**WORK TO DO**.
Report the count of lines below in which the string "jacksonjude" occurs; include nothing else.

**SOURCE RECORDS**.

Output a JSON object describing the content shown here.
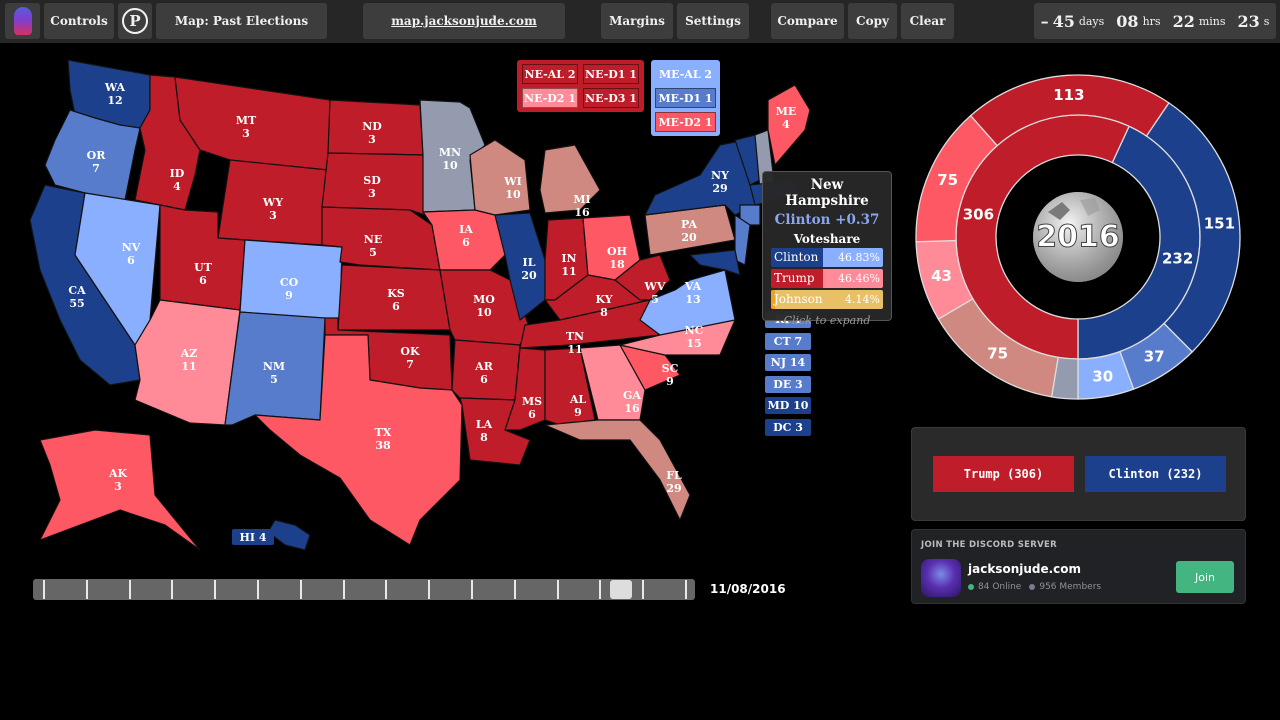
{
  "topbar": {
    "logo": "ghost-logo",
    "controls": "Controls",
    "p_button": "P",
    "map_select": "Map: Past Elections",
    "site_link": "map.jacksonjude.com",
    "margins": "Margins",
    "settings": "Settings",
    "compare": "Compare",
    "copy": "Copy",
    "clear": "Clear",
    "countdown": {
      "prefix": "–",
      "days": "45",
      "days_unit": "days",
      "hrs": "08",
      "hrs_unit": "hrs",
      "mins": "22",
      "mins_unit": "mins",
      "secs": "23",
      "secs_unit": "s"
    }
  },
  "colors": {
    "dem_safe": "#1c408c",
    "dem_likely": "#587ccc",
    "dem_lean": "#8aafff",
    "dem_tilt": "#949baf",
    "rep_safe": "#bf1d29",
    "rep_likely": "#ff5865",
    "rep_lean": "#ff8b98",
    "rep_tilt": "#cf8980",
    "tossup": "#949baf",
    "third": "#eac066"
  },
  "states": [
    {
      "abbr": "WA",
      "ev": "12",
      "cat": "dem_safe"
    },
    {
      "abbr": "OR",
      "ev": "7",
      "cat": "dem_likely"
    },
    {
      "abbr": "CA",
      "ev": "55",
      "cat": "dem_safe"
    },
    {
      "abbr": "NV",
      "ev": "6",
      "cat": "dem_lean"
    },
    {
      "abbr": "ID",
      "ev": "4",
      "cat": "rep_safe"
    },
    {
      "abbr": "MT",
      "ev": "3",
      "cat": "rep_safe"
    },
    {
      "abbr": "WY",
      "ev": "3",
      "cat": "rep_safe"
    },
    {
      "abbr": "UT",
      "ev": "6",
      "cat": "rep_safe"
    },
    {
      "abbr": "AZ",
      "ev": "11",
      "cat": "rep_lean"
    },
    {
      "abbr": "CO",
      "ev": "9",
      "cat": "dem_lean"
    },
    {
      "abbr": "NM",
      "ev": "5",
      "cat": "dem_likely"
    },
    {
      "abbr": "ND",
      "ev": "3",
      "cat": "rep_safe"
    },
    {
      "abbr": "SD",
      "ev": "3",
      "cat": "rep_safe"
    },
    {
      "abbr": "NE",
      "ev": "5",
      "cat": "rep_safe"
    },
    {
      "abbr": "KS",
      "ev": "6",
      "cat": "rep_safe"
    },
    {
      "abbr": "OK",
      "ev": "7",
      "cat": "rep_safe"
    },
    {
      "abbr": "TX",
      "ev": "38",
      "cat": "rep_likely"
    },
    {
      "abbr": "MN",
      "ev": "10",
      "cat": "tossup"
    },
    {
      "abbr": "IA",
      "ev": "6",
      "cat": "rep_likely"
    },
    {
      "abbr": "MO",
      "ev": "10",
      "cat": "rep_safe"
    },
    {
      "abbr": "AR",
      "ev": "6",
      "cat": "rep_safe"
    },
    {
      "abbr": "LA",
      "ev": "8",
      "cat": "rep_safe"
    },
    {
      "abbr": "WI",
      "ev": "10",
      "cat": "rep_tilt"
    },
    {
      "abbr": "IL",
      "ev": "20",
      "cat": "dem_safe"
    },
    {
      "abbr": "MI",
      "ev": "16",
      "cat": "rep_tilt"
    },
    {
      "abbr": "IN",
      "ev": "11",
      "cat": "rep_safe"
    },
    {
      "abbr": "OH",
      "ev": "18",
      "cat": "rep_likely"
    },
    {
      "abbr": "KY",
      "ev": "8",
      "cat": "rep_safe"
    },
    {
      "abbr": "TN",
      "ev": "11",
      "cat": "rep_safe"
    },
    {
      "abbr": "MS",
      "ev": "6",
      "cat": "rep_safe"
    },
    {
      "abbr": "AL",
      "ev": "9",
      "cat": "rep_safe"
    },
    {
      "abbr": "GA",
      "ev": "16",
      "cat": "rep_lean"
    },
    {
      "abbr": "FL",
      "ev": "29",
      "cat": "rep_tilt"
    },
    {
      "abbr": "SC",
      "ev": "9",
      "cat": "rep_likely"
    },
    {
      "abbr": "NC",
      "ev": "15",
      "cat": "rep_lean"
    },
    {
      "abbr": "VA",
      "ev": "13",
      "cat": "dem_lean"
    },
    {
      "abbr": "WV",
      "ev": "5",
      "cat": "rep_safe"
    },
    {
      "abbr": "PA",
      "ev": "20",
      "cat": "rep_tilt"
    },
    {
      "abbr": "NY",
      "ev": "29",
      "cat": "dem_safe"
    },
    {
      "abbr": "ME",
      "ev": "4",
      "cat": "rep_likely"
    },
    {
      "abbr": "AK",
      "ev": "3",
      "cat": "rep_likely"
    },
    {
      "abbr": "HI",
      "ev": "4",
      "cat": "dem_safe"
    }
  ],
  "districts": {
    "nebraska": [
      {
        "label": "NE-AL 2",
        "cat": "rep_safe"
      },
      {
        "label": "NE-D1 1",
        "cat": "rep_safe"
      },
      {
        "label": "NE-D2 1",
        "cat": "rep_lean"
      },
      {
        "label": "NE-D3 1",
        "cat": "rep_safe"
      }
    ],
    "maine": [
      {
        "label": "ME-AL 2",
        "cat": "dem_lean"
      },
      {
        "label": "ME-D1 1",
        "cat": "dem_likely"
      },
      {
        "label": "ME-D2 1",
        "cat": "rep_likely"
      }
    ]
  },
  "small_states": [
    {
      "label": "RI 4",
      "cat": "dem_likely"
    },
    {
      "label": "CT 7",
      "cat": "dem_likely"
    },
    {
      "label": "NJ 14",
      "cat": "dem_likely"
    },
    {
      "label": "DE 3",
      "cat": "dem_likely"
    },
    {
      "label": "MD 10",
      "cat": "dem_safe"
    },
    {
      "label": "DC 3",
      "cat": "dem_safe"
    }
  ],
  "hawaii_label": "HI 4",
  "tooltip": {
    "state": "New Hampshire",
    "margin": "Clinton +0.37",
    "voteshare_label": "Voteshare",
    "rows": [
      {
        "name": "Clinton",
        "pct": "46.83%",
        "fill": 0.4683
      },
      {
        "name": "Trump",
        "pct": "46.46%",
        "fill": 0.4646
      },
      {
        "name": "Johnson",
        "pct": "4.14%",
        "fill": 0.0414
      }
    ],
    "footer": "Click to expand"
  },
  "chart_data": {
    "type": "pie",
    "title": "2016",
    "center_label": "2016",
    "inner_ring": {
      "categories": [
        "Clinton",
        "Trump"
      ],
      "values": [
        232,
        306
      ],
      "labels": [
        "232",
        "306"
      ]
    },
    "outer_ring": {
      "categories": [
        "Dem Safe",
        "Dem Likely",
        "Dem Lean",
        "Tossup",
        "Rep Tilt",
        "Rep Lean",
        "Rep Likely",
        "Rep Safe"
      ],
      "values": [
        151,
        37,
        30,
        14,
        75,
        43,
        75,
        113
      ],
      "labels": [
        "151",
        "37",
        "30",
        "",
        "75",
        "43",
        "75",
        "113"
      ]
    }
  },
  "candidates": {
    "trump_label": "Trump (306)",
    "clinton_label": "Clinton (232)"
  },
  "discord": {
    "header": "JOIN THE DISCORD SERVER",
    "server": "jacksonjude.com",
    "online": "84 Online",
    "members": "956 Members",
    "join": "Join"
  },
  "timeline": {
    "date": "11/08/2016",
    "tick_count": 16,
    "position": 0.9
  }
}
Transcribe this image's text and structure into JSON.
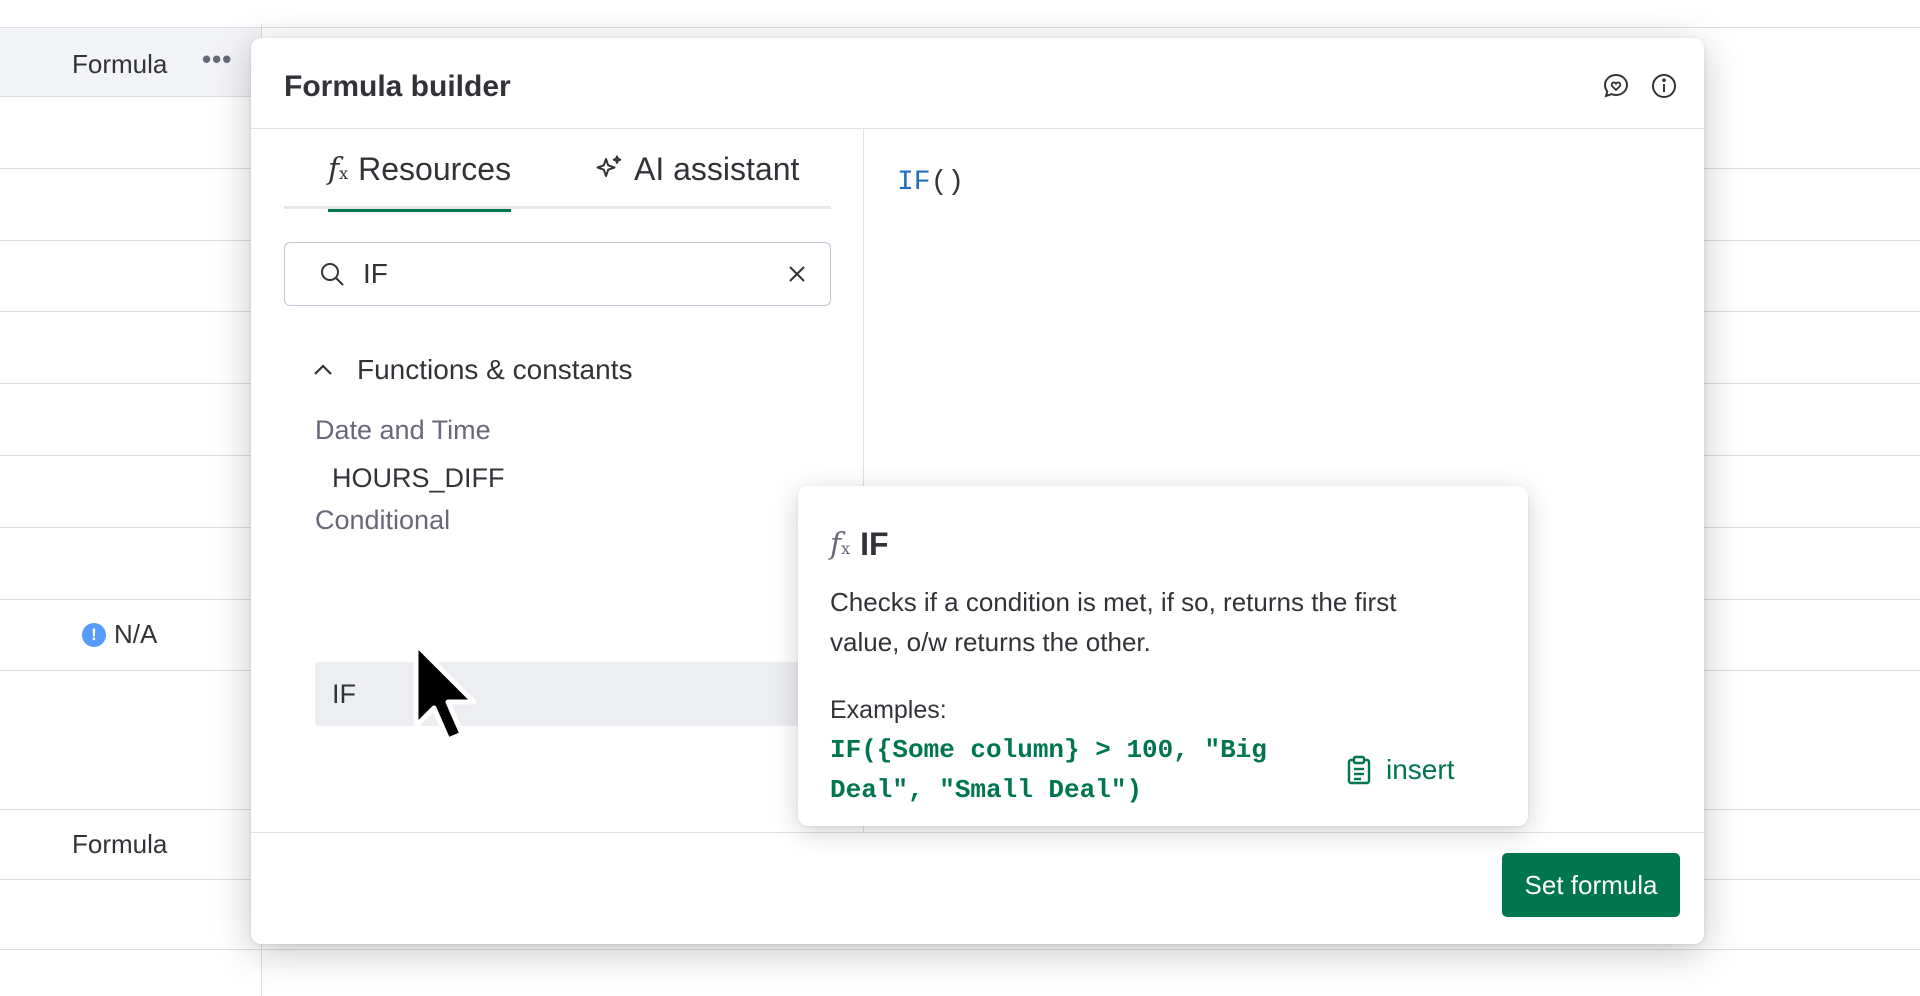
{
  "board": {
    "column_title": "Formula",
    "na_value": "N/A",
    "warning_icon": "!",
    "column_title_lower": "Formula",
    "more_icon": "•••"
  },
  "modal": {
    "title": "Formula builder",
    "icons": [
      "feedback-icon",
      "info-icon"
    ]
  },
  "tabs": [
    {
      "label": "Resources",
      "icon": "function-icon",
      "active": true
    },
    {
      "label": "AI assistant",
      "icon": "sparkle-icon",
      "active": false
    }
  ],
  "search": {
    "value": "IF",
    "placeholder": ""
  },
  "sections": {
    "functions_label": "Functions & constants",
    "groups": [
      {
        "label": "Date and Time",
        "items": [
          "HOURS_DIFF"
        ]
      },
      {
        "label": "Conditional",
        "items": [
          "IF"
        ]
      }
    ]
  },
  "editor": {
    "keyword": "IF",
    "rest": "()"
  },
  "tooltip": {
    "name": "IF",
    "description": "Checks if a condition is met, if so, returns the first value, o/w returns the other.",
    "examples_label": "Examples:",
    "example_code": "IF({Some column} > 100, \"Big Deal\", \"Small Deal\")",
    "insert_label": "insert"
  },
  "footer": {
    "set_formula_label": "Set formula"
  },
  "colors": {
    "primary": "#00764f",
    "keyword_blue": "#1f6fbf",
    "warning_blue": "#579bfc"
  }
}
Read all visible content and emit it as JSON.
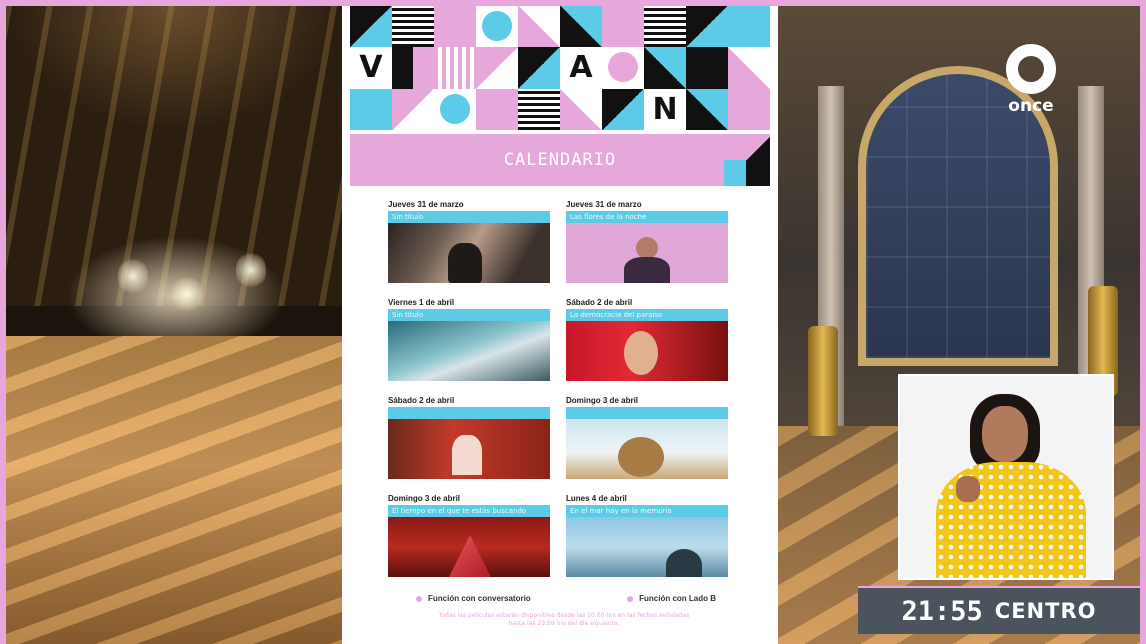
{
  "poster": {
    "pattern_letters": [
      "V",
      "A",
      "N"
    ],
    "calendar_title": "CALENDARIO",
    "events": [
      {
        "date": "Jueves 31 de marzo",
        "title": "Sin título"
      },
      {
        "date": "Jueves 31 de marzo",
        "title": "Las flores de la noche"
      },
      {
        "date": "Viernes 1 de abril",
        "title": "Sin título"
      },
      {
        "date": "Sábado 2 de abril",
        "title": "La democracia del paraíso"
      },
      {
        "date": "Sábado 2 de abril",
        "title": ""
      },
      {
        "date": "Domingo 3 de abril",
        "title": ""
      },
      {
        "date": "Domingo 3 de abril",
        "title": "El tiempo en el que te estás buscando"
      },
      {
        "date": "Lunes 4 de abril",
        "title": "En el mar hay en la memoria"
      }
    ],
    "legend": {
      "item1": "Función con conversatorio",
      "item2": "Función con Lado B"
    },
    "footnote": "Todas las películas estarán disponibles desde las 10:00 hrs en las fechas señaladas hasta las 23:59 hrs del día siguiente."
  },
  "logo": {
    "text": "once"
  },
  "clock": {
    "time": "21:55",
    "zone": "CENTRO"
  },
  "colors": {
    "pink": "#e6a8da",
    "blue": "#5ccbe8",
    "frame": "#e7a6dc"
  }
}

**THE COMPLETED TASK**.
2